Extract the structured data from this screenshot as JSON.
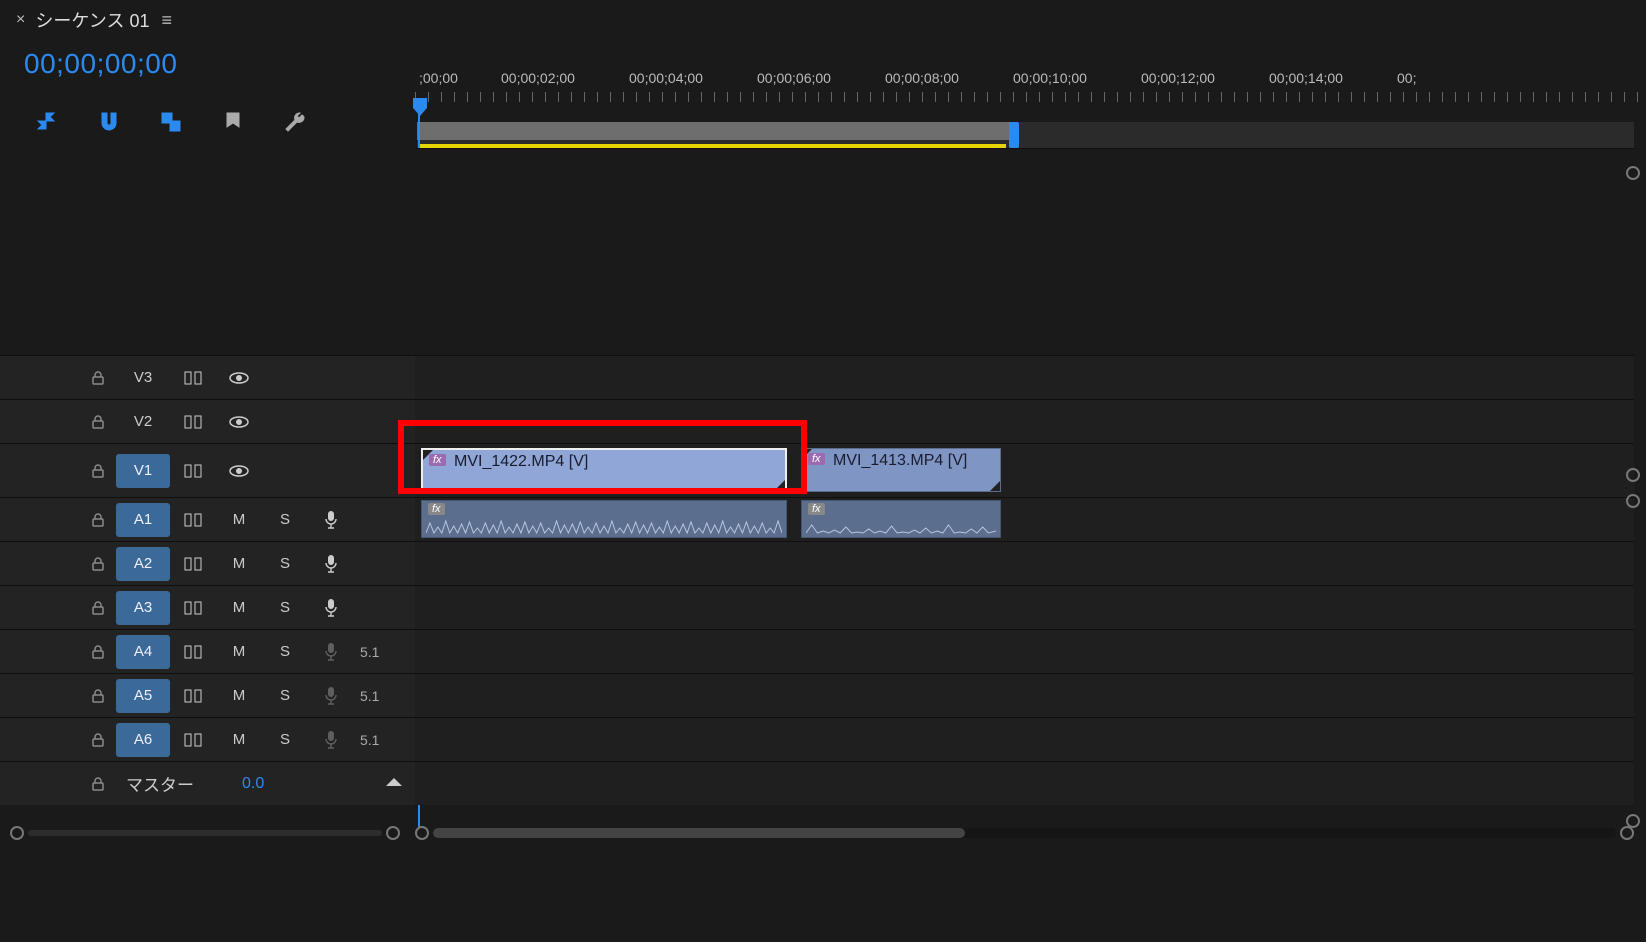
{
  "tab": {
    "title": "シーケンス 01"
  },
  "timecode": "00;00;00;00",
  "ruler_labels": [
    ";00;00",
    "00;00;02;00",
    "00;00;04;00",
    "00;00;06;00",
    "00;00;08;00",
    "00;00;10;00",
    "00;00;12;00",
    "00;00;14;00",
    "00;"
  ],
  "tracks": {
    "video": [
      {
        "id": "V3",
        "selected": false
      },
      {
        "id": "V2",
        "selected": false
      },
      {
        "id": "V1",
        "selected": true
      }
    ],
    "audio": [
      {
        "id": "A1",
        "selected": true,
        "channels": ""
      },
      {
        "id": "A2",
        "selected": true,
        "channels": ""
      },
      {
        "id": "A3",
        "selected": true,
        "channels": ""
      },
      {
        "id": "A4",
        "selected": true,
        "channels": "5.1"
      },
      {
        "id": "A5",
        "selected": true,
        "channels": "5.1"
      },
      {
        "id": "A6",
        "selected": true,
        "channels": "5.1"
      }
    ],
    "master": {
      "label": "マスター",
      "value": "0.0"
    }
  },
  "clips": {
    "v1": [
      {
        "name": "MVI_1422.MP4 [V]",
        "selected": true,
        "highlighted": true
      },
      {
        "name": "MVI_1413.MP4 [V]",
        "selected": false,
        "highlighted": false
      }
    ]
  },
  "controls": {
    "M": "M",
    "S": "S"
  }
}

> _Work to complete_:
Each entry above should be reproduced exactly, with the pictures removed.

> _Output for this task_:
Extract the structured data from this screenshot as JSON.
{
  "tab": {
    "title": "シーケンス 01"
  },
  "timecode": "00;00;00;00",
  "ruler_labels": [
    ";00;00",
    "00;00;02;00",
    "00;00;04;00",
    "00;00;06;00",
    "00;00;08;00",
    "00;00;10;00",
    "00;00;12;00",
    "00;00;14;00",
    "00;"
  ],
  "tracks": {
    "video": [
      {
        "id": "V3",
        "selected": false
      },
      {
        "id": "V2",
        "selected": false
      },
      {
        "id": "V1",
        "selected": true
      }
    ],
    "audio": [
      {
        "id": "A1",
        "selected": true,
        "channels": ""
      },
      {
        "id": "A2",
        "selected": true,
        "channels": ""
      },
      {
        "id": "A3",
        "selected": true,
        "channels": ""
      },
      {
        "id": "A4",
        "selected": true,
        "channels": "5.1"
      },
      {
        "id": "A5",
        "selected": true,
        "channels": "5.1"
      },
      {
        "id": "A6",
        "selected": true,
        "channels": "5.1"
      }
    ],
    "master": {
      "label": "マスター",
      "value": "0.0"
    }
  },
  "clips": {
    "v1": [
      {
        "name": "MVI_1422.MP4 [V]",
        "selected": true,
        "highlighted": true
      },
      {
        "name": "MVI_1413.MP4 [V]",
        "selected": false,
        "highlighted": false
      }
    ]
  },
  "controls": {
    "M": "M",
    "S": "S"
  }
}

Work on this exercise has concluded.